WHAT THE EXERCISE ASKS: Write out all the data again, exactly as it stands.

MATERIAL FOR THIS EXERCISE:
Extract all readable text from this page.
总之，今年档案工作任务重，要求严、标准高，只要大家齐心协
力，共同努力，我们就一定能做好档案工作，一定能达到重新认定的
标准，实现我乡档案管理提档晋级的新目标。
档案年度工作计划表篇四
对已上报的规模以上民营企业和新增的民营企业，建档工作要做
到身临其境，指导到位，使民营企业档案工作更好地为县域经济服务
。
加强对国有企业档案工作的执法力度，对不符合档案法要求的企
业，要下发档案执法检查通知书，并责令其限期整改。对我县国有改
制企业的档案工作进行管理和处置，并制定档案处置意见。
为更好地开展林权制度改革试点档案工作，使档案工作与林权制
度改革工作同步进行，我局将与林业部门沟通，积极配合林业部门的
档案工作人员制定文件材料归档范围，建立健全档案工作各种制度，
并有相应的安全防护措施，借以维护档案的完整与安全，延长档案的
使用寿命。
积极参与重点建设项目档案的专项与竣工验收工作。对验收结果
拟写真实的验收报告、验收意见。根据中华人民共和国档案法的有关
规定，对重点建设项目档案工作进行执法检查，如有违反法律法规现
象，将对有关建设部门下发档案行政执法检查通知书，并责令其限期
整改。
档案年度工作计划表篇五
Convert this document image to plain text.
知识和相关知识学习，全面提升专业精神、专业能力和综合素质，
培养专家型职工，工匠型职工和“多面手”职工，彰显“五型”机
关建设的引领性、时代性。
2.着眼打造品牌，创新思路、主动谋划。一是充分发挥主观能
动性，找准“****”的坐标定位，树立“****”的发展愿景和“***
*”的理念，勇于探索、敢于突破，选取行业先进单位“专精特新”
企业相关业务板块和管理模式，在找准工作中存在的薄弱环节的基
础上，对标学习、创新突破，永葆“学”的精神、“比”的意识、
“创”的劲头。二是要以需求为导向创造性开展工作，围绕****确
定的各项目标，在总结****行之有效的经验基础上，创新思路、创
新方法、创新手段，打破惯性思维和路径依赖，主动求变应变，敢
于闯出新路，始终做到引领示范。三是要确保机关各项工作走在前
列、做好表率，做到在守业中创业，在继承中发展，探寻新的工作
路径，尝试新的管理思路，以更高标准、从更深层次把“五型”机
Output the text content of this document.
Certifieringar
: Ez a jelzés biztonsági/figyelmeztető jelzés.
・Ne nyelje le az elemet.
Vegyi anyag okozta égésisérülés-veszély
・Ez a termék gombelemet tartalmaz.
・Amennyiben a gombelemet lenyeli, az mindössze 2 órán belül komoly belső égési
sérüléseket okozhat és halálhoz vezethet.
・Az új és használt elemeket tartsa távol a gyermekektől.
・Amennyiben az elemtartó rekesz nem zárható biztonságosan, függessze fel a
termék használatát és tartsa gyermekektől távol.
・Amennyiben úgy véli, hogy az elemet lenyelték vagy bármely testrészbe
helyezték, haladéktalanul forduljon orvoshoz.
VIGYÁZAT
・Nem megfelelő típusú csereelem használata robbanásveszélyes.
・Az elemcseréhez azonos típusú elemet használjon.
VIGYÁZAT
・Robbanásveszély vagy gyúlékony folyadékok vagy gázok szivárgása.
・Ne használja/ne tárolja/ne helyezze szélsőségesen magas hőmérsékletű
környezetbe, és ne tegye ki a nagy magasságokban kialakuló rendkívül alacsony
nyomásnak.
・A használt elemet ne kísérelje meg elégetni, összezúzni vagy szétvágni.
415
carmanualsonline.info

TASK RESPONSE:
Extract all readable text from this page.
总之，今年档案工作任务重，要求严、标准高，只要大家齐心协
力，共同努力，我们就一定能做好档案工作，一定能达到重新认定的
标准，实现我乡档案管理提档晋级的新目标。
档案年度工作计划表篇四
对已上报的规模以上民营企业和新增的民营企业，建档工作要做
到身临其境，指导到位，使民营企业档案工作更好地为县域经济服务
。
加强对国有企业档案工作的执法力度，对不符合档案法要求的企
业，要下发档案执法检查通知书，并责令其限期整改。对我县国有改
制企业的档案工作进行管理和处置，并制定档案处置意见。
为更好地开展林权制度改革试点档案工作，使档案工作与林权制
度改革工作同步进行，我局将与林业部门沟通，积极配合林业部门的
档案工作人员制定文件材料归档范围，建立健全档案工作各种制度，
并有相应的安全防护措施，借以维护档案的完整与安全，延长档案的
使用寿命。
积极参与重点建设项目档案的专项与竣工验收工作。对验收结果
拟写真实的验收报告、验收意见。根据中华人民共和国档案法的有关
规定，对重点建设项目档案工作进行执法检查，如有违反法律法规现
象，将对有关建设部门下发档案行政执法检查通知书，并责令其限期
整改。
档案年度工作计划表篇五
Convert this document image to plain text.
知识和相关知识学习，全面提升专业精神、专业能力和综合素质，
培养专家型职工，工匠型职工和“多面手”职工，彰显“五型”机
关建设的引领性、时代性。
2.着眼打造品牌，创新思路、主动谋划。一是充分发挥主观能
动性，找准“****”的坐标定位，树立“****”的发展愿景和“***
*”的理念，勇于探索、敢于突破，选取行业先进单位“专精特新”
企业相关业务板块和管理模式，在找准工作中存在的薄弱环节的基
础上，对标学习、创新突破，永葆“学”的精神、“比”的意识、
“创”的劲头。二是要以需求为导向创造性开展工作，围绕****确
定的各项目标，在总结****行之有效的经验基础上，创新思路、创
新方法、创新手段，打破惯性思维和路径依赖，主动求变应变，敢
于闯出新路，始终做到引领示范。三是要确保机关各项工作走在前
列、做好表率，做到在守业中创业，在继承中发展，探寻新的工作
路径，尝试新的管理思路，以更高标准、从更深层次把“五型”机
Output the text content of this document.
Certifieringar
: Ez a jelzés biztonsági/figyelmeztető jelzés.
・Ne nyelje le az elemet.
Vegyi anyag okozta égésisérülés-veszély
・Ez a termék gombelemet tartalmaz.
・Amennyiben a gombelemet lenyeli, az mindössze 2 órán belül komoly belső égési
sérüléseket okozhat és halálhoz vezethet.
・Az új és használt elemeket tartsa távol a gyermekektől.
・Amennyiben az elemtartó rekesz nem zárható biztonságosan, függessze fel a
termék használatát és tartsa gyermekektől távol.
・Amennyiben úgy véli, hogy az elemet lenyelték vagy bármely testrészbe
helyezték, haladéktalanul forduljon orvoshoz.
VIGYÁZAT
・Nem megfelelő típusú csereelem használata robbanásveszélyes.
・Az elemcseréhez azonos típusú elemet használjon.
VIGYÁZAT
・Robbanásveszély vagy gyúlékony folyadékok vagy gázok szivárgása.
・Ne használja/ne tárolja/ne helyezze szélsőségesen magas hőmérsékletű
környezetbe, és ne tegye ki a nagy magasságokban kialakuló rendkívül alacsony
nyomásnak.
・A használt elemet ne kísérelje meg elégetni, összezúzni vagy szétvágni.
415
carmanualsonline.info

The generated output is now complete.